| EXERCISE AIM |
From the entries that follow, extract each line holding the string "tratto".

◆ ◆ ◆ ◆ ◆ ◆ ◆

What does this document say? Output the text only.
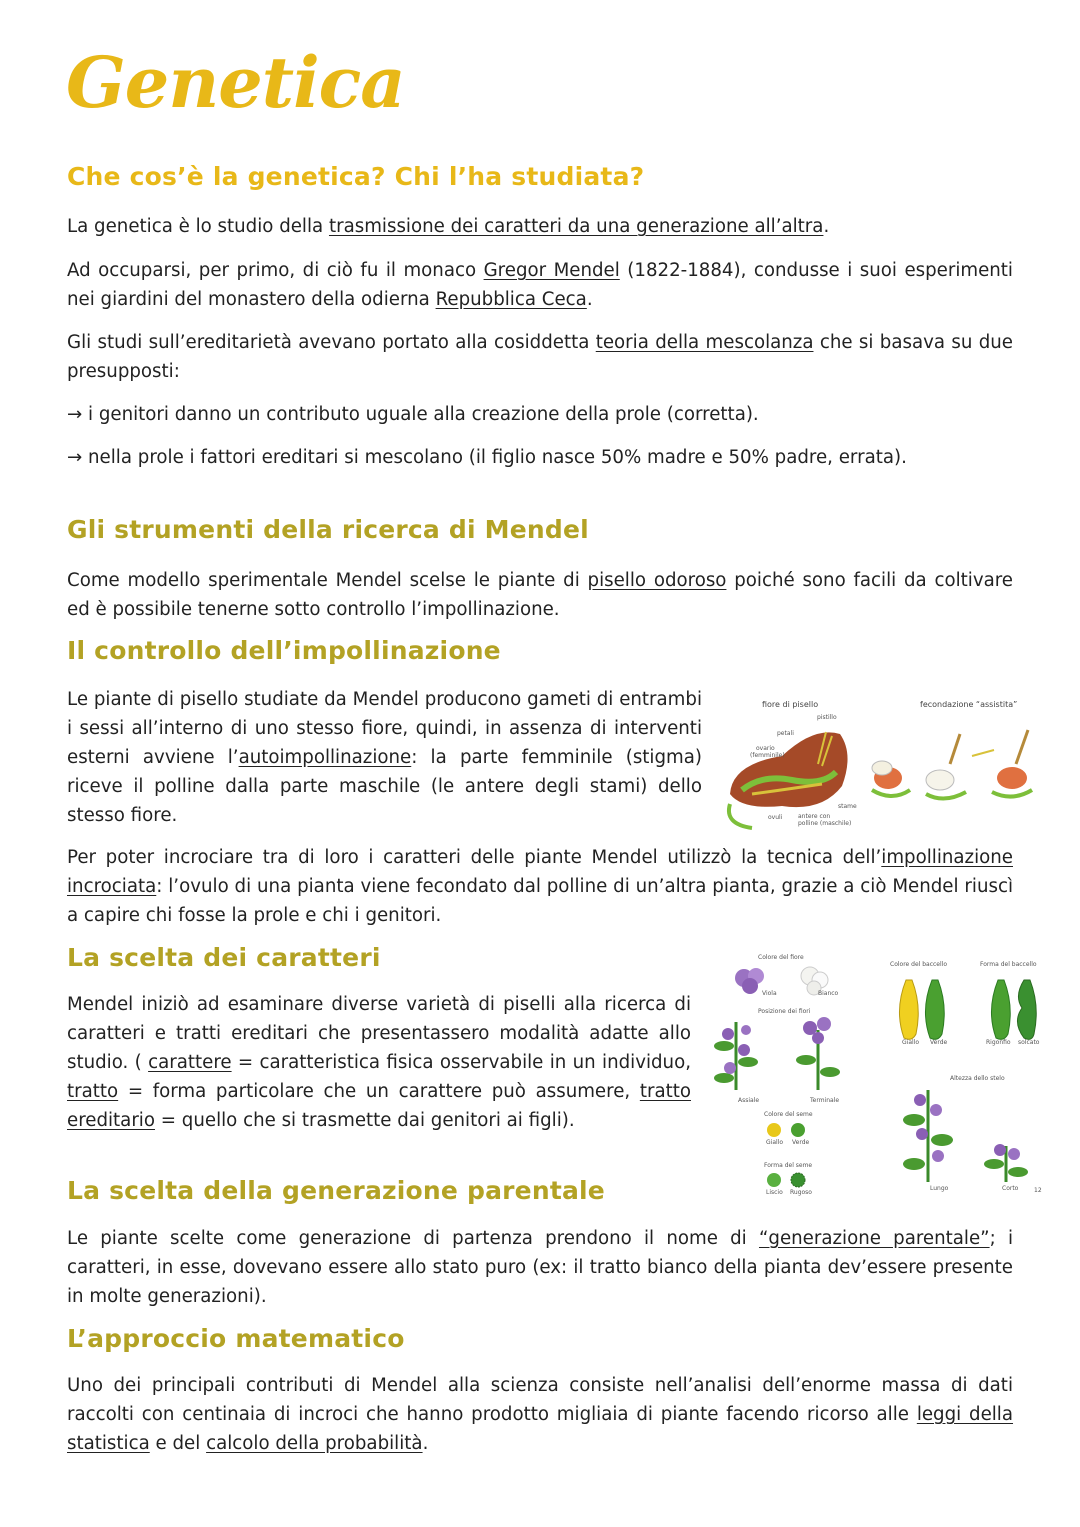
Genetica
Che cos’è la genetica? Chi l’ha studiata?

La genetica è lo studio della trasmissione dei caratteri da una generazione all’altra.

Ad occuparsi, per primo, di ciò fu il monaco Gregor Mendel (1822-1884), condusse i suoi esperimenti nei giardini del monastero della odierna Repubblica Ceca.

Gli studi sull’ereditarietà avevano portato alla cosiddetta teoria della mescolanza che si basava su due presupposti:

→ i genitori danno un contributo uguale alla creazione della prole (corretta).

→ nella prole i fattori ereditari si mescolano (il figlio nasce 50% madre e 50% padre, errata).

Gli strumenti della ricerca di Mendel

Come modello sperimentale Mendel scelse le piante di pisello odoroso poiché sono facili da coltivare ed è possibile tenerne sotto controllo l’impollinazione.

Il controllo dell’impollinazione

Le piante di pisello studiate da Mendel producono gameti di entrambi i sessi all’interno di uno stesso fiore, quindi, in assenza di interventi esterni avviene l’autoimpollinazione: la parte femminile (stigma) riceve il polline dalla parte maschile (le antere degli stami) dello stesso fiore.

fiore di pisello	fecondazione “assistita”
pistillo
petali
ovario
(femminile)
stame
ovuli	antere con
polline (maschile)

Per poter incrociare tra di loro i caratteri delle piante Mendel utilizzò la tecnica dell’impollinazione incrociata: l’ovulo di una pianta viene fecondato dal polline di un’altra pianta, grazie a ciò Mendel riuscì a capire chi fosse la prole e chi i genitori.

La scelta dei caratteri

Mendel iniziò ad esaminare diverse varietà di piselli alla ricerca di caratteri e tratti ereditari che presentassero modalità adatte allo studio. ( carattere = caratteristica fisica osservabile in un individuo, tratto = forma particolare che un carattere può assumere, tratto ereditario = quello che si trasmette dai genitori ai figli).

Colore del fiore
Viola	Bianco
Posizione dei fiori
Assiale	Terminale
Colore del seme
Giallo Verde
Forma del seme
Liscio Rugoso
Colore del baccello
Giallo Verde
Forma del baccello
Rigonfio solcato
Altezza dello stelo
Lungo	Corto	12
La scelta della generazione parentale

Le piante scelte come generazione di partenza prendono il nome di “generazione parentale”; i caratteri, in esse, dovevano essere allo stato puro (ex: il tratto bianco della pianta dev’essere presente in molte generazioni).

L’approccio matematico

Uno dei principali contributi di Mendel alla scienza consiste nell’analisi dell’enorme massa di dati raccolti con centinaia di incroci che hanno prodotto migliaia di piante facendo ricorso alle leggi della statistica e del calcolo della probabilità.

◆ ◆ ◆ ◆ ◆ ◆ ◆

| THE RESULT |
Mendel iniziò ad esaminare diverse varietà di piselli alla ricerca di caratteri e tratti ereditari che presentassero modalità adatte allo studio. ( carattere = caratteristica fisica osservabile in un individuo, tratto = forma particolare che un carattere può assumere, tratto ereditario = quello che si trasmette dai genitori ai figli).
Le piante scelte come generazione di partenza prendono il nome di “generazione parentale”; i caratteri, in esse, dovevano essere allo stato puro (ex: il tratto bianco della pianta dev’essere presente in molte generazioni).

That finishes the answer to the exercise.